**Goal of the exercise:** Show all lines of the listing that hold the word "title".

(Entries with figure data)
══════
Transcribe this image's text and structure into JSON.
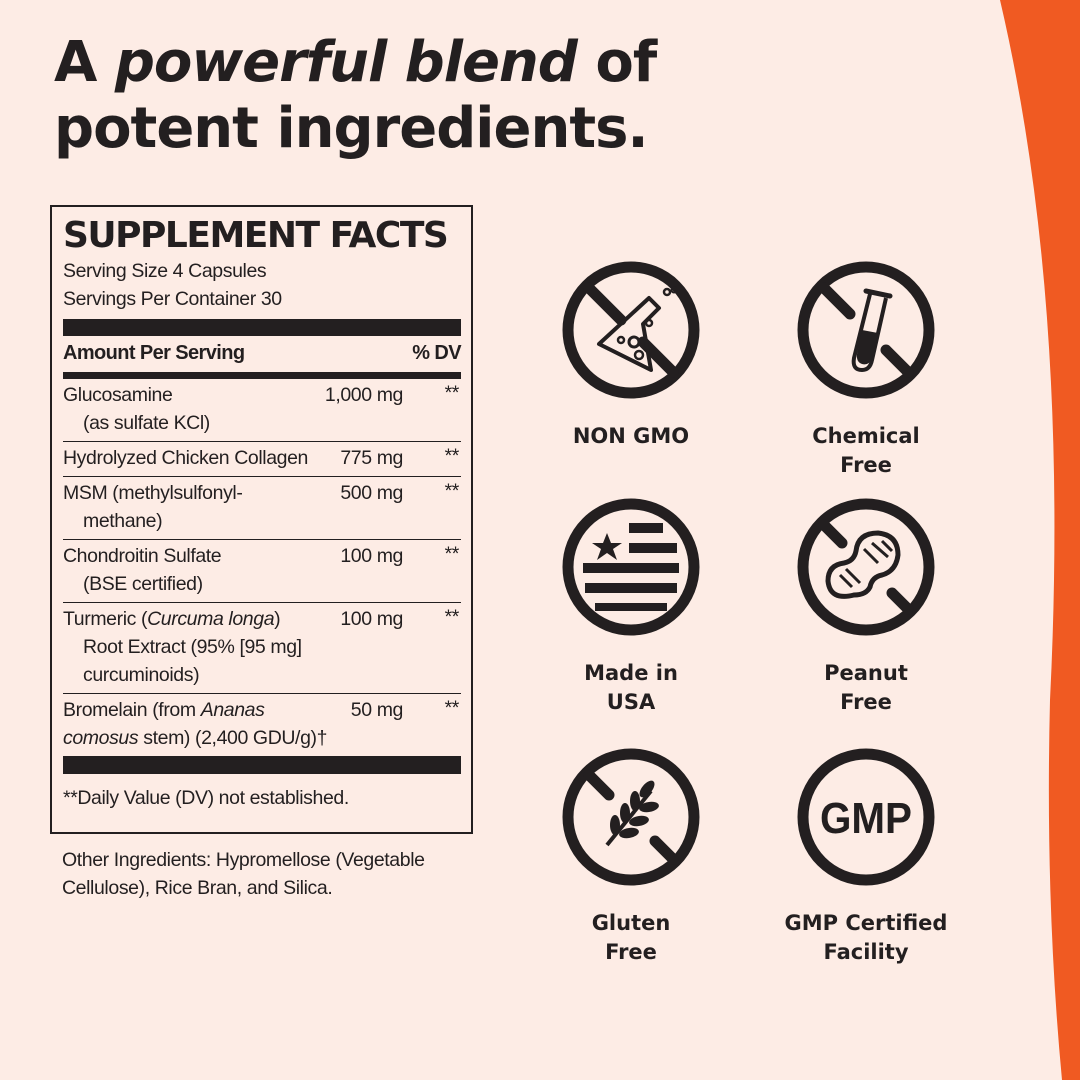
{
  "colors": {
    "background": "#fdece5",
    "accent": "#f05a22",
    "text": "#231f20"
  },
  "headline": {
    "pre": "A ",
    "emphasis": "powerful blend",
    "post": " of",
    "line2": "potent ingredients."
  },
  "facts": {
    "title": "SUPPLEMENT FACTS",
    "serving_size": "Serving Size 4 Capsules",
    "servings_per_container": "Servings Per Container 30",
    "amount_header": "Amount Per Serving",
    "dv_header": "% DV",
    "rows": [
      {
        "name": "Glucosamine",
        "sub": "(as sulfate KCl)",
        "amount": "1,000 mg",
        "dv": "**"
      },
      {
        "name": "Hydrolyzed Chicken Collagen",
        "sub": "",
        "amount": "775 mg",
        "dv": "**"
      },
      {
        "name": "MSM (methylsulfonyl-",
        "sub": "methane)",
        "amount": "500 mg",
        "dv": "**"
      },
      {
        "name": "Chondroitin Sulfate",
        "sub": "(BSE certified)",
        "amount": "100 mg",
        "dv": "**"
      },
      {
        "name_a": "Turmeric (",
        "name_i": "Curcuma longa",
        "name_b": ")",
        "sub": "Root Extract (95% [95 mg]",
        "sub2": "curcuminoids)",
        "amount": "100 mg",
        "dv": "**"
      },
      {
        "name_a": "Bromelain (from ",
        "name_i": "Ananas",
        "sub_i": "comosus",
        "sub_b": " stem) (2,400 GDU/g)†",
        "amount": "50 mg",
        "dv": "**"
      }
    ],
    "footnote": "**Daily Value (DV) not established."
  },
  "other_ingredients": "Other Ingredients: Hypromellose (Vegetable Cellulose), Rice Bran, and Silica.",
  "badges": [
    {
      "icon": "no-flask-icon",
      "line1": "NON GMO",
      "line2": ""
    },
    {
      "icon": "no-test-tube-icon",
      "line1": "Chemical",
      "line2": "Free"
    },
    {
      "icon": "usa-flag-icon",
      "line1": "Made in",
      "line2": "USA"
    },
    {
      "icon": "no-peanut-icon",
      "line1": "Peanut",
      "line2": "Free"
    },
    {
      "icon": "no-wheat-icon",
      "line1": "Gluten",
      "line2": "Free"
    },
    {
      "icon": "gmp-icon",
      "line1": "GMP Certified",
      "line2": "Facility",
      "gmp_text": "GMP"
    }
  ]
}
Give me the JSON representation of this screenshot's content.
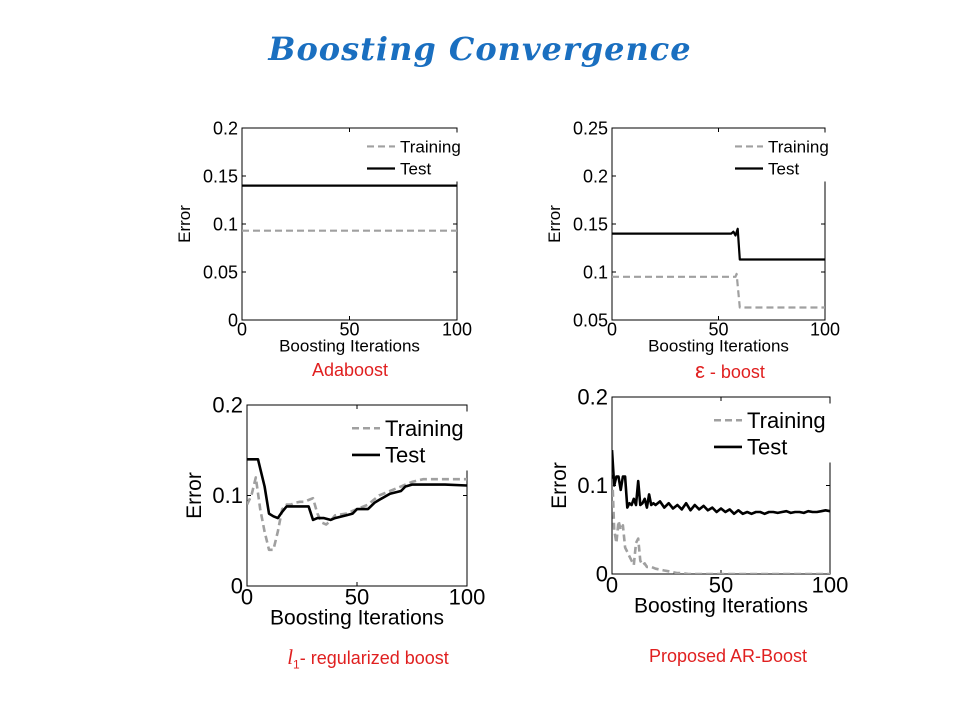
{
  "slide": {
    "title": "Boosting Convergence",
    "captions": {
      "adaboost": "Adaboost",
      "eps_symbol": "ε",
      "eps_text": " - boost",
      "l1_letter": "l",
      "l1_sub": "1",
      "l1_text": "- regularized boost",
      "arboost": "Proposed AR-Boost"
    }
  },
  "colors": {
    "title": "#1a6fc0",
    "caption": "#e02020",
    "training": "#a0a0a0",
    "test": "#000000"
  },
  "chart_data": [
    {
      "type": "line",
      "xlabel": "Boosting Iterations",
      "ylabel": "Error",
      "xlim": [
        0,
        100
      ],
      "ylim": [
        0,
        0.2
      ],
      "xticks": [
        0,
        50,
        100
      ],
      "xtick_labels": [
        "0",
        "50",
        "100"
      ],
      "yticks": [
        0,
        0.05,
        0.1,
        0.15,
        0.2
      ],
      "ytick_labels": [
        "0",
        "0.05",
        "0.1",
        "0.15",
        "0.2"
      ],
      "legend_position": "top-right",
      "grid": false,
      "series": [
        {
          "name": "Training",
          "style": "dashed",
          "x": [
            0,
            100
          ],
          "y": [
            0.093,
            0.093
          ]
        },
        {
          "name": "Test",
          "style": "solid",
          "x": [
            0,
            100
          ],
          "y": [
            0.14,
            0.14
          ]
        }
      ]
    },
    {
      "type": "line",
      "xlabel": "Boosting Iterations",
      "ylabel": "Error",
      "xlim": [
        0,
        100
      ],
      "ylim": [
        0.05,
        0.25
      ],
      "xticks": [
        0,
        50,
        100
      ],
      "xtick_labels": [
        "0",
        "50",
        "100"
      ],
      "yticks": [
        0.05,
        0.1,
        0.15,
        0.2,
        0.25
      ],
      "ytick_labels": [
        "0.05",
        "0.1",
        "0.15",
        "0.2",
        "0.25"
      ],
      "legend_position": "top-right",
      "grid": false,
      "series": [
        {
          "name": "Training",
          "style": "dashed",
          "x": [
            0,
            58,
            58.5,
            60,
            100
          ],
          "y": [
            0.095,
            0.095,
            0.098,
            0.063,
            0.063
          ]
        },
        {
          "name": "Test",
          "style": "solid",
          "x": [
            0,
            56,
            57,
            58,
            59,
            60,
            61,
            100
          ],
          "y": [
            0.14,
            0.14,
            0.142,
            0.138,
            0.145,
            0.113,
            0.113,
            0.113
          ]
        }
      ]
    },
    {
      "type": "line",
      "xlabel": "Boosting Iterations",
      "ylabel": "Error",
      "xlim": [
        0,
        100
      ],
      "ylim": [
        0,
        0.2
      ],
      "xticks": [
        0,
        50,
        100
      ],
      "xtick_labels": [
        "0",
        "50",
        "100"
      ],
      "yticks": [
        0,
        0.1,
        0.2
      ],
      "ytick_labels": [
        "0",
        "0.1",
        "0.2"
      ],
      "legend_position": "top-right",
      "grid": false,
      "series": [
        {
          "name": "Training",
          "style": "dashed",
          "x": [
            0,
            2,
            4,
            6,
            8,
            10,
            12,
            14,
            16,
            18,
            20,
            22,
            24,
            26,
            28,
            30,
            32,
            34,
            36,
            38,
            40,
            45,
            50,
            55,
            60,
            65,
            70,
            75,
            80,
            85,
            90,
            95,
            100
          ],
          "y": [
            0.09,
            0.1,
            0.12,
            0.085,
            0.06,
            0.04,
            0.04,
            0.06,
            0.085,
            0.09,
            0.09,
            0.092,
            0.093,
            0.093,
            0.095,
            0.097,
            0.08,
            0.07,
            0.068,
            0.072,
            0.078,
            0.08,
            0.085,
            0.09,
            0.1,
            0.105,
            0.11,
            0.115,
            0.118,
            0.118,
            0.118,
            0.118,
            0.118
          ]
        },
        {
          "name": "Test",
          "style": "solid",
          "x": [
            0,
            5,
            6,
            8,
            10,
            12,
            14,
            16,
            18,
            20,
            25,
            28,
            30,
            32,
            35,
            38,
            40,
            45,
            48,
            50,
            55,
            58,
            60,
            65,
            70,
            72,
            75,
            80,
            90,
            100
          ],
          "y": [
            0.14,
            0.14,
            0.13,
            0.11,
            0.08,
            0.077,
            0.075,
            0.082,
            0.088,
            0.088,
            0.088,
            0.088,
            0.073,
            0.075,
            0.075,
            0.073,
            0.075,
            0.078,
            0.08,
            0.085,
            0.085,
            0.092,
            0.095,
            0.102,
            0.105,
            0.11,
            0.112,
            0.112,
            0.112,
            0.111
          ]
        }
      ]
    },
    {
      "type": "line",
      "xlabel": "Boosting Iterations",
      "ylabel": "Error",
      "xlim": [
        0,
        100
      ],
      "ylim": [
        0,
        0.2
      ],
      "xticks": [
        0,
        50,
        100
      ],
      "xtick_labels": [
        "0",
        "50",
        "100"
      ],
      "yticks": [
        0,
        0.1,
        0.2
      ],
      "ytick_labels": [
        "0",
        "0.1",
        "0.2"
      ],
      "legend_position": "top-right",
      "grid": false,
      "series": [
        {
          "name": "Training",
          "style": "dashed",
          "x": [
            0,
            1,
            2,
            3,
            4,
            5,
            6,
            7,
            8,
            9,
            10,
            11,
            12,
            13,
            14,
            15,
            16,
            18,
            20,
            22,
            24,
            26,
            28,
            30,
            32,
            35,
            40,
            50,
            60,
            70,
            80,
            90,
            100
          ],
          "y": [
            0.12,
            0.05,
            0.035,
            0.06,
            0.05,
            0.055,
            0.03,
            0.025,
            0.02,
            0.015,
            0.01,
            0.035,
            0.04,
            0.015,
            0.01,
            0.012,
            0.008,
            0.008,
            0.006,
            0.005,
            0.004,
            0.003,
            0.002,
            0.001,
            0.001,
            0.0,
            0.0,
            0.0,
            0.0,
            0.0,
            0.0,
            0.0,
            0.0
          ]
        },
        {
          "name": "Test",
          "style": "solid",
          "x": [
            0,
            1,
            2,
            3,
            4,
            5,
            6,
            7,
            8,
            9,
            10,
            11,
            12,
            13,
            14,
            15,
            16,
            17,
            18,
            19,
            20,
            22,
            24,
            26,
            28,
            30,
            32,
            34,
            36,
            38,
            40,
            42,
            44,
            46,
            48,
            50,
            52,
            54,
            56,
            58,
            60,
            62,
            64,
            66,
            68,
            70,
            72,
            74,
            76,
            78,
            80,
            82,
            84,
            86,
            88,
            90,
            92,
            94,
            96,
            98,
            100
          ],
          "y": [
            0.14,
            0.1,
            0.11,
            0.11,
            0.095,
            0.11,
            0.11,
            0.075,
            0.08,
            0.078,
            0.085,
            0.078,
            0.105,
            0.078,
            0.08,
            0.085,
            0.075,
            0.09,
            0.078,
            0.08,
            0.078,
            0.082,
            0.075,
            0.08,
            0.074,
            0.078,
            0.073,
            0.08,
            0.072,
            0.078,
            0.073,
            0.077,
            0.072,
            0.075,
            0.07,
            0.074,
            0.07,
            0.073,
            0.068,
            0.072,
            0.068,
            0.07,
            0.068,
            0.07,
            0.07,
            0.068,
            0.07,
            0.07,
            0.069,
            0.07,
            0.071,
            0.069,
            0.07,
            0.07,
            0.069,
            0.071,
            0.07,
            0.07,
            0.071,
            0.072,
            0.071
          ]
        }
      ]
    }
  ]
}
══════
**Task response:**
    "title": "SUPPLEMENT FACTS",
    "title": "Boosting Convergence",
    "title": "#1a6fc0",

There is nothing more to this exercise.